>> start

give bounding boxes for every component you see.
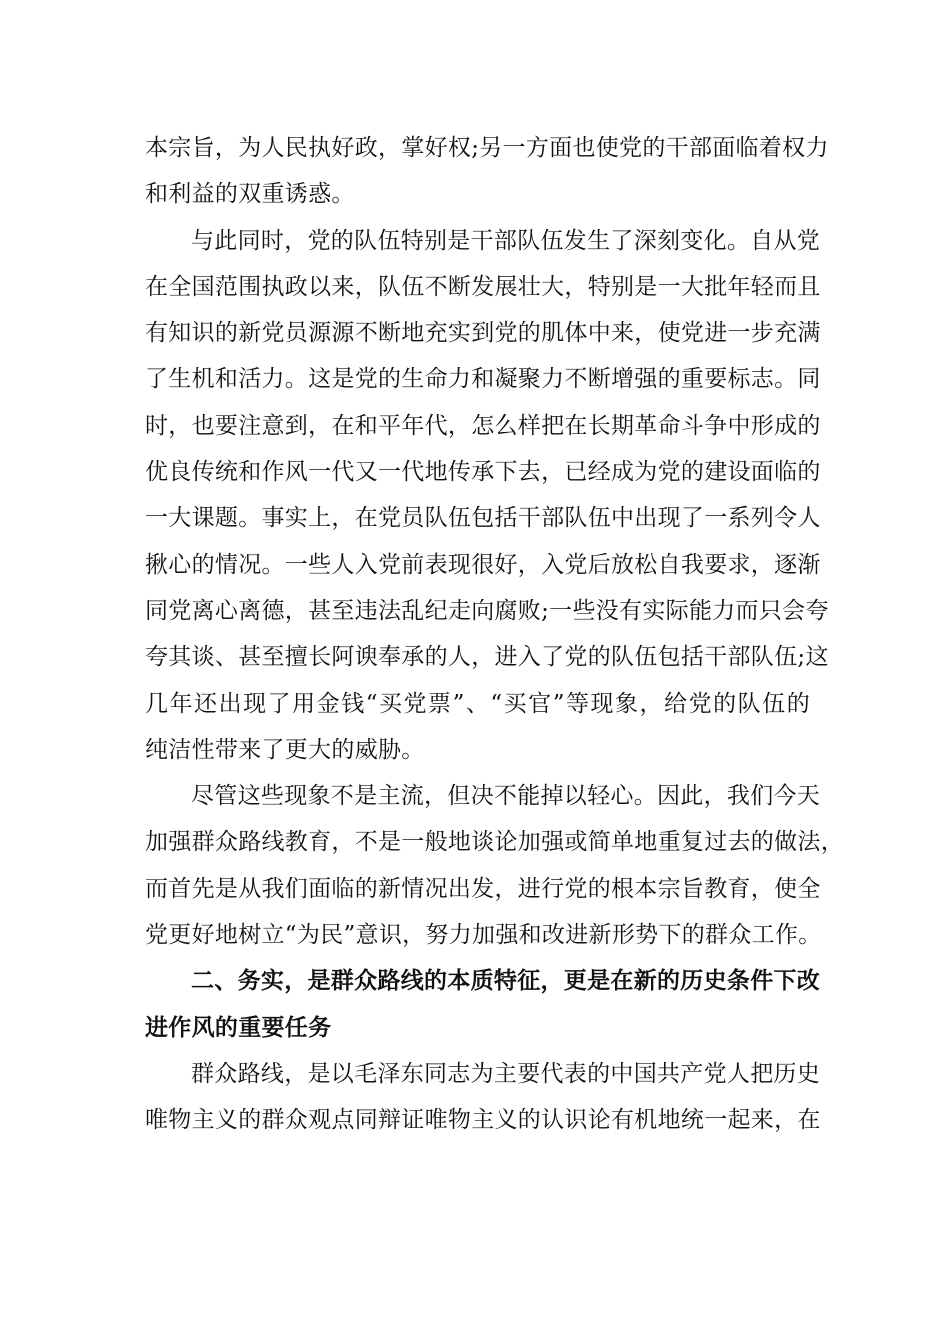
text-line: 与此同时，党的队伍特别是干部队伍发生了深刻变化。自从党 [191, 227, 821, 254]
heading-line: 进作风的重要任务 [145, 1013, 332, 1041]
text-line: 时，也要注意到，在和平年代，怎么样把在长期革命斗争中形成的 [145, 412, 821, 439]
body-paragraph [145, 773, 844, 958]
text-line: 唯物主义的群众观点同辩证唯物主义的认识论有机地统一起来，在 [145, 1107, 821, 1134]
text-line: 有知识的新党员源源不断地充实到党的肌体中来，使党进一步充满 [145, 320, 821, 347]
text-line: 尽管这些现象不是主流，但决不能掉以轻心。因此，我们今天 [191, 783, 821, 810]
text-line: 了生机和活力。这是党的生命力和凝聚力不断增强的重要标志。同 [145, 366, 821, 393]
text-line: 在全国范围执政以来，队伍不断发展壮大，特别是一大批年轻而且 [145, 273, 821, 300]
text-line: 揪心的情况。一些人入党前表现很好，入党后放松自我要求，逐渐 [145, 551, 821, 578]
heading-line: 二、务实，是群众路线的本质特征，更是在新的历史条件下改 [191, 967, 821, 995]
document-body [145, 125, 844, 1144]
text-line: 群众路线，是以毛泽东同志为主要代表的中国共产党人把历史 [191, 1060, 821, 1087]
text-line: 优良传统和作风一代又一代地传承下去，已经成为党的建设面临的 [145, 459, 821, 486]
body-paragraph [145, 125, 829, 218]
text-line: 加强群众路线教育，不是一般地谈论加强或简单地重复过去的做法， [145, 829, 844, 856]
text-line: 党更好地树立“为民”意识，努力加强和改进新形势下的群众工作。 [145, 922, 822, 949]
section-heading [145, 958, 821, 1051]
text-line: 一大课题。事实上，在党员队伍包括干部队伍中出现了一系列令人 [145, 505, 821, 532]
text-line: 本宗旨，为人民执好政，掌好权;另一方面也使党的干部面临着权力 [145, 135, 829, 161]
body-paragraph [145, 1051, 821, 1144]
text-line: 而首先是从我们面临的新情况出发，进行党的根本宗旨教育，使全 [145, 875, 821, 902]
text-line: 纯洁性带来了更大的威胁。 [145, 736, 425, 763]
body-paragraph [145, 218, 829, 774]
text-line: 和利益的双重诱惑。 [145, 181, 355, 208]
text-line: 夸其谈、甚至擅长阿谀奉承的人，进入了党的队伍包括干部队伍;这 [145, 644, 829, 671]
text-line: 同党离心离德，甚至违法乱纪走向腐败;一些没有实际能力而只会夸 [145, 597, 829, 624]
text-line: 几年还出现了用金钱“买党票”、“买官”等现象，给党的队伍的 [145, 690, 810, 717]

>> end

> **PROBLEM DETAILS**
Can you give all of the records above again with every "body-paragraph" swapped for "paragraph-block", leaving everything else as it stands and leaving out the pictures?

> **RESPONSE TO THIS TASK**
give bounding boxes for every component you see.
text-line: 与此同时，党的队伍特别是干部队伍发生了深刻变化。自从党 [191, 227, 821, 254]
heading-line: 进作风的重要任务 [145, 1013, 332, 1041]
text-line: 时，也要注意到，在和平年代，怎么样把在长期革命斗争中形成的 [145, 412, 821, 439]
paragraph-block [145, 773, 844, 958]
text-line: 唯物主义的群众观点同辩证唯物主义的认识论有机地统一起来，在 [145, 1107, 821, 1134]
text-line: 有知识的新党员源源不断地充实到党的肌体中来，使党进一步充满 [145, 320, 821, 347]
text-line: 尽管这些现象不是主流，但决不能掉以轻心。因此，我们今天 [191, 783, 821, 810]
text-line: 了生机和活力。这是党的生命力和凝聚力不断增强的重要标志。同 [145, 366, 821, 393]
text-line: 在全国范围执政以来，队伍不断发展壮大，特别是一大批年轻而且 [145, 273, 821, 300]
text-line: 揪心的情况。一些人入党前表现很好，入党后放松自我要求，逐渐 [145, 551, 821, 578]
heading-line: 二、务实，是群众路线的本质特征，更是在新的历史条件下改 [191, 967, 821, 995]
document-body [145, 125, 844, 1144]
text-line: 群众路线，是以毛泽东同志为主要代表的中国共产党人把历史 [191, 1060, 821, 1087]
text-line: 优良传统和作风一代又一代地传承下去，已经成为党的建设面临的 [145, 459, 821, 486]
paragraph-block [145, 125, 829, 218]
text-line: 加强群众路线教育，不是一般地谈论加强或简单地重复过去的做法， [145, 829, 844, 856]
text-line: 党更好地树立“为民”意识，努力加强和改进新形势下的群众工作。 [145, 922, 822, 949]
section-heading [145, 958, 821, 1051]
text-line: 一大课题。事实上，在党员队伍包括干部队伍中出现了一系列令人 [145, 505, 821, 532]
text-line: 本宗旨，为人民执好政，掌好权;另一方面也使党的干部面临着权力 [145, 135, 829, 161]
paragraph-block [145, 1051, 821, 1144]
text-line: 而首先是从我们面临的新情况出发，进行党的根本宗旨教育，使全 [145, 875, 821, 902]
text-line: 纯洁性带来了更大的威胁。 [145, 736, 425, 763]
paragraph-block [145, 218, 829, 774]
text-line: 和利益的双重诱惑。 [145, 181, 355, 208]
text-line: 夸其谈、甚至擅长阿谀奉承的人，进入了党的队伍包括干部队伍;这 [145, 644, 829, 671]
text-line: 同党离心离德，甚至违法乱纪走向腐败;一些没有实际能力而只会夸 [145, 597, 829, 624]
text-line: 几年还出现了用金钱“买党票”、“买官”等现象，给党的队伍的 [145, 690, 810, 717]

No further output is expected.